**Given text:**
NOW, May 12, 1987, the order of the Unemployment Compensation Board of Review, No. B-237560, dated January 17, 1985, is hereby affirmed.

CONCURRING OPINION BY JUDGE PALLADINO:

While I concur in the result reached by the majority, I respectfully dissent to the analysis regarding credibility determinations in the majority opinion. The majority categorically states that it will not infer a credibility determination merely from the decision of the fact-finder against the party with the burden of proof. This approach is repeatedly used in the majority's presentation, at one point stating: "We decline to infer credibility."

The majority has not only exceeded the bounds necessary for disposition of this matter, but has reached an errant conclusion in its scope of review analysis that will only result in unduly burdening administrative agencies.

**Exercise:**
List every date and every docket number in the opinion excerpt above, in the order they appear.

**Data provided:**

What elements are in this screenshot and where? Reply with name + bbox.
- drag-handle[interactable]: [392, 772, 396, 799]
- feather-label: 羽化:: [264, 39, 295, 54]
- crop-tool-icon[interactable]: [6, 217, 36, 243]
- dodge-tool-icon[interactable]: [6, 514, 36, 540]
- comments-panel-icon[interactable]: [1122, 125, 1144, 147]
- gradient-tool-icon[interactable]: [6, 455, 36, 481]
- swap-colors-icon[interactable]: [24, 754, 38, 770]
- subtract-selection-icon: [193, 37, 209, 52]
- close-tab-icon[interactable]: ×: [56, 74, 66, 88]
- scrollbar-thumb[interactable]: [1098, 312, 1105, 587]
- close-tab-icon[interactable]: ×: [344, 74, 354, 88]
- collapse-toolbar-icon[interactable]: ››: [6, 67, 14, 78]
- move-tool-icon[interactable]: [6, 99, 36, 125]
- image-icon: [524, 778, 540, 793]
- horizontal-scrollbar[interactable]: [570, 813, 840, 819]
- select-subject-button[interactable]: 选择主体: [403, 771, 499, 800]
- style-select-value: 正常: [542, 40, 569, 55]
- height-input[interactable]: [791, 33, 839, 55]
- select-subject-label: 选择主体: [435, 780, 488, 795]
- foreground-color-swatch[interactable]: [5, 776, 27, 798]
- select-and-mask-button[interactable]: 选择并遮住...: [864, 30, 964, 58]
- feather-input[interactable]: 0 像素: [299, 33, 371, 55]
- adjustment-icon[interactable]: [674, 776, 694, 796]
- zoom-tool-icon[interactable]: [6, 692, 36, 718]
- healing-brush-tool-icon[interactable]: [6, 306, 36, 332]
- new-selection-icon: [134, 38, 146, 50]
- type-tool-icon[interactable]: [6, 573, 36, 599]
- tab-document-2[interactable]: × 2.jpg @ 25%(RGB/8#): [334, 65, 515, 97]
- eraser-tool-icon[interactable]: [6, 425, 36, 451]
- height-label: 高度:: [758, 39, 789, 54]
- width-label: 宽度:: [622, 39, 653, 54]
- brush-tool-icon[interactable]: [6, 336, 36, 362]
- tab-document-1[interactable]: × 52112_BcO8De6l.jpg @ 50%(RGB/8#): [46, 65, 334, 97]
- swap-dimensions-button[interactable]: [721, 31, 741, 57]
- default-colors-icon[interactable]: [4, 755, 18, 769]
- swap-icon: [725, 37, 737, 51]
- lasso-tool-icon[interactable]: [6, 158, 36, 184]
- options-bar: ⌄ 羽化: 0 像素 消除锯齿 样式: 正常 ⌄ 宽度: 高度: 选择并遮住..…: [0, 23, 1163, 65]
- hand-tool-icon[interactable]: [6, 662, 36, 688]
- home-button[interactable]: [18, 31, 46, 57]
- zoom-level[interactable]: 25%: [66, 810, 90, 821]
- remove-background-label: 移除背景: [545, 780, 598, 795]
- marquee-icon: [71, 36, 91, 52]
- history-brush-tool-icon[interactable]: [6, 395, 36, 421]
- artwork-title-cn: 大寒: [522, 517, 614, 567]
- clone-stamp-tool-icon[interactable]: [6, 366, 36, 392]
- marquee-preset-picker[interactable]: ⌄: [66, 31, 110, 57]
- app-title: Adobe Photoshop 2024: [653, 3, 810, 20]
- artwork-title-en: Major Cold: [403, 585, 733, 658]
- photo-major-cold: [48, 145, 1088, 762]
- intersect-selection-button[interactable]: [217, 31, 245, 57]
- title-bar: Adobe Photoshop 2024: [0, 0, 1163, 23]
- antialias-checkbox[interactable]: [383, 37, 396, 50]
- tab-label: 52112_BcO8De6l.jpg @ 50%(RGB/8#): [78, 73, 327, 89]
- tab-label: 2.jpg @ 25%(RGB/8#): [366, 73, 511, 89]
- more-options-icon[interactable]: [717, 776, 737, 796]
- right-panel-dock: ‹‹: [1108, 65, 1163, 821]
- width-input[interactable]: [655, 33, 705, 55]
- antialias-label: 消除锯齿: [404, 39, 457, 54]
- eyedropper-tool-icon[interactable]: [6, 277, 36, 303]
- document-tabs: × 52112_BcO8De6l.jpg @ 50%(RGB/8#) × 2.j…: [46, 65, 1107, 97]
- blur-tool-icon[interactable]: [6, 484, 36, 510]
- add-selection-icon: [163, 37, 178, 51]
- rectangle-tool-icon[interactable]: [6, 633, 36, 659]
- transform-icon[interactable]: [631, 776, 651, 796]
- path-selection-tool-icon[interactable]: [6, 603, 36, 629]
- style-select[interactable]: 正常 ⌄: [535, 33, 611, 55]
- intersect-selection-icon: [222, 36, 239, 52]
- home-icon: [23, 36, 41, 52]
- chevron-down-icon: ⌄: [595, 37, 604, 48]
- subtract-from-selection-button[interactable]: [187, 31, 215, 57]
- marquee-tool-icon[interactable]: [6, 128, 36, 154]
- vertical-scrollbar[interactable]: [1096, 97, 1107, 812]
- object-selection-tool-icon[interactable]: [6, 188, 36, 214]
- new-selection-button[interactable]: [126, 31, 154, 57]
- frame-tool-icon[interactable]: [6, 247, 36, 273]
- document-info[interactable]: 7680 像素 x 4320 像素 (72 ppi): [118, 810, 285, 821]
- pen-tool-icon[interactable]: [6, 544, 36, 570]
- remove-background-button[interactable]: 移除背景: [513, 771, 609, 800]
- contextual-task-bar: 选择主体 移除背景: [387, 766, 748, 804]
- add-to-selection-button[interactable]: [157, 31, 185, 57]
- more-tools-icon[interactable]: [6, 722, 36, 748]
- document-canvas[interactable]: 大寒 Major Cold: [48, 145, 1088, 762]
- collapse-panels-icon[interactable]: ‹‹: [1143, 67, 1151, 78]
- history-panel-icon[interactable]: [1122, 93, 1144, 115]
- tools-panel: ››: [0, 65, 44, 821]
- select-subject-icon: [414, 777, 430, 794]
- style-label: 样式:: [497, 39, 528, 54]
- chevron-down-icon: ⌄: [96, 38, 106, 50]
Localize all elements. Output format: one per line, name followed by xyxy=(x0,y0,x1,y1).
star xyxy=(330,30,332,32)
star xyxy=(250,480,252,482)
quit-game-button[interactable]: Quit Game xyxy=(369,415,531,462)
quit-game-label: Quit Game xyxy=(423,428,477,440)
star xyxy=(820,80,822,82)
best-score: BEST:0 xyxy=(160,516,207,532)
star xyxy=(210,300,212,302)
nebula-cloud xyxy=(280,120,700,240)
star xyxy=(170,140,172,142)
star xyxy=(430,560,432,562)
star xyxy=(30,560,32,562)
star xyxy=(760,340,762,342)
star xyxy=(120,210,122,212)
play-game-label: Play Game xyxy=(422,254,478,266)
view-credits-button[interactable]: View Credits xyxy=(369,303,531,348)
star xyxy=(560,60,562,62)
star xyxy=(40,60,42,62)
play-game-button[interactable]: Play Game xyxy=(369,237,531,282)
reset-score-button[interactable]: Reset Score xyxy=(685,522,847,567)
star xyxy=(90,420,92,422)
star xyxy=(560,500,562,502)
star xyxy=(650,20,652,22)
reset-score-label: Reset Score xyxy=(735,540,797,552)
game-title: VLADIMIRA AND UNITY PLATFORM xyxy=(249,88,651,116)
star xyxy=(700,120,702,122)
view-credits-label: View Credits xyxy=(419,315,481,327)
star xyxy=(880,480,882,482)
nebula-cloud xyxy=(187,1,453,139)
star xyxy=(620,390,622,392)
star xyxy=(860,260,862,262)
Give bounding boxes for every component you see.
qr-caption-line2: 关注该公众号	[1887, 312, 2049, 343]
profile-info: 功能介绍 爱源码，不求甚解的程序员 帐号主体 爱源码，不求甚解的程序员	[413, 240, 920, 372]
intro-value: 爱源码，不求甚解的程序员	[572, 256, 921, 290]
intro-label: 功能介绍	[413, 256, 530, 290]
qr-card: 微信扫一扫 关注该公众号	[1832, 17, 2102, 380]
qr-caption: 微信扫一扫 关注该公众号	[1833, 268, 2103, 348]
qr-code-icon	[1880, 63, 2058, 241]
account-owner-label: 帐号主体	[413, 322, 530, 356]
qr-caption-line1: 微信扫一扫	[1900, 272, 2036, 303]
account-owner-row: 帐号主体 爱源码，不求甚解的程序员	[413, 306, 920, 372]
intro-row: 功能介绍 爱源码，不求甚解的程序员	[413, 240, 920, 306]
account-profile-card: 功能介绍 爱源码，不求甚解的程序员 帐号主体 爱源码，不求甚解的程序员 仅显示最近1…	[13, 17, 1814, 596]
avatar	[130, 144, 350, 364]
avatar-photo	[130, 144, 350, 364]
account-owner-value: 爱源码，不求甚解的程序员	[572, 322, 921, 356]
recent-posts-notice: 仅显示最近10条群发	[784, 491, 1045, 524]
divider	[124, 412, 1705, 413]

**Exercise response:**
- May 12, 1987
- No. B-237560
- January 17, 1985